══ Data supplied
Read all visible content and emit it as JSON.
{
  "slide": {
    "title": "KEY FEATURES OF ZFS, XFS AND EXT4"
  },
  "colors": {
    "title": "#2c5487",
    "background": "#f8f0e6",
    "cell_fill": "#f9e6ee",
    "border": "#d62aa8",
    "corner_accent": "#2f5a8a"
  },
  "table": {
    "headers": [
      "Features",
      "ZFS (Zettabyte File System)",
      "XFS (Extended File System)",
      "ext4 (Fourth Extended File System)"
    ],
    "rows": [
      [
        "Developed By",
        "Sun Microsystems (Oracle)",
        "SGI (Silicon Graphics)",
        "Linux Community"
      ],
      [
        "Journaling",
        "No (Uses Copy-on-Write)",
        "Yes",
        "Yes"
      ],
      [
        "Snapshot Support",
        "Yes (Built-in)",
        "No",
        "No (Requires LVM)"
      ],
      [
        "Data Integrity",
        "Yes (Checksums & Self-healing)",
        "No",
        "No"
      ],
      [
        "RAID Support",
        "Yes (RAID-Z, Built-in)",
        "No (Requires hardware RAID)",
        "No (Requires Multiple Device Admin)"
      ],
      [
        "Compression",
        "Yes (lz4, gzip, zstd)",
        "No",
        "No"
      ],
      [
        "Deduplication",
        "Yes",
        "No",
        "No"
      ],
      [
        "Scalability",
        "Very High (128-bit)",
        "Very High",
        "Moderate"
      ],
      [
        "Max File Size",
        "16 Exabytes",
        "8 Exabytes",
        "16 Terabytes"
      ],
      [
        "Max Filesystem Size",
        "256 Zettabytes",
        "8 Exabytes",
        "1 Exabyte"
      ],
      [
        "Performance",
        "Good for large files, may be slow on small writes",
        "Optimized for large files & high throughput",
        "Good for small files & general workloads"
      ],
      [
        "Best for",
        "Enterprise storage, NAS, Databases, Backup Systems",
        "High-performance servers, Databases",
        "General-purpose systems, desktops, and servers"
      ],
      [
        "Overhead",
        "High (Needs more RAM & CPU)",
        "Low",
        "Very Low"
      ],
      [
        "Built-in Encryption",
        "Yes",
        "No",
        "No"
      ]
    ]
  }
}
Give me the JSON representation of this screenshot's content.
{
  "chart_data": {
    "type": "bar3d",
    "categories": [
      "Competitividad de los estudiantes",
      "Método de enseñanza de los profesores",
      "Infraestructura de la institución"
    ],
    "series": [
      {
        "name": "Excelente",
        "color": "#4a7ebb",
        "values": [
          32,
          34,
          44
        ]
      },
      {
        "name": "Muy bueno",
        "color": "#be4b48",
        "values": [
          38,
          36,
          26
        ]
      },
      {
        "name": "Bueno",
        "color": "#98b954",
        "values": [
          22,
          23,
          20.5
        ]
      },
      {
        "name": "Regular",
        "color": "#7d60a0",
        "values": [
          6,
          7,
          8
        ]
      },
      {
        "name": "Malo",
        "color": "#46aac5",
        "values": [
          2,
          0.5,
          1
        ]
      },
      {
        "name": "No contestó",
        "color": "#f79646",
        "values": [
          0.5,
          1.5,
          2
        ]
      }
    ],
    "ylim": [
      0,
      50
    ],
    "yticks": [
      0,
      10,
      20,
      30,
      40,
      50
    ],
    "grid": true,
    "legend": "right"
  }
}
════
_Short task_.
Answer with one number: how many lines in the listing hold "Requires".

_Output_.
3